> EXERCISE PROMPT:
Below are the records. List every line holding the word "indem".

^^^^

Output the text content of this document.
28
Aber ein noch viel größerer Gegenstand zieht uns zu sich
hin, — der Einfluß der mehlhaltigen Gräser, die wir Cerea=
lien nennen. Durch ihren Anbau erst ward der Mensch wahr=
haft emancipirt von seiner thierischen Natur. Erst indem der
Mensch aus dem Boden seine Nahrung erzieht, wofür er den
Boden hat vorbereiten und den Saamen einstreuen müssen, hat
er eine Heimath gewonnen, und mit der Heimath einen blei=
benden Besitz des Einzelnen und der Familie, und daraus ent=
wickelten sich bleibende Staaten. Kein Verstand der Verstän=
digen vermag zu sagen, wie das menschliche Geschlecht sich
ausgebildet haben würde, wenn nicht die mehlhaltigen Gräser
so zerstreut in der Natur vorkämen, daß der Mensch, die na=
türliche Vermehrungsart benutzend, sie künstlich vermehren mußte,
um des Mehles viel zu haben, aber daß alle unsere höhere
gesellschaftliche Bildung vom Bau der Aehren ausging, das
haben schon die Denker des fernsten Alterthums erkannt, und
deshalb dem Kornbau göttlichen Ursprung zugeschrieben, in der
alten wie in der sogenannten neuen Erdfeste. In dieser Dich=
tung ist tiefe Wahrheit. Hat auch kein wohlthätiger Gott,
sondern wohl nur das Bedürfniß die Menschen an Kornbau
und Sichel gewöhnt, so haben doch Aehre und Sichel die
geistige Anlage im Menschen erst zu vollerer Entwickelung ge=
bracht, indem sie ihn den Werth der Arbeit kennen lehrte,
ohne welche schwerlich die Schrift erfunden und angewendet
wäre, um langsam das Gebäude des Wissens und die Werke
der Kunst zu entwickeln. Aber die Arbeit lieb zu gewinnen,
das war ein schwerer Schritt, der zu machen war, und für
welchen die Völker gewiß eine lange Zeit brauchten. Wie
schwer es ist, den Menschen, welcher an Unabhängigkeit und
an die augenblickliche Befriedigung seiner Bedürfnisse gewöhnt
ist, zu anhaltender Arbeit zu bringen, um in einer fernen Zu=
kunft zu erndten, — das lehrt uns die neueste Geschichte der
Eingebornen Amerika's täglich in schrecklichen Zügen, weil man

^^^^

> FINAL RESULT:
haft emancipirt von seiner thierischen Natur. Erst indem der
bracht, indem sie ihn den Werth der Arbeit kennen lehrte,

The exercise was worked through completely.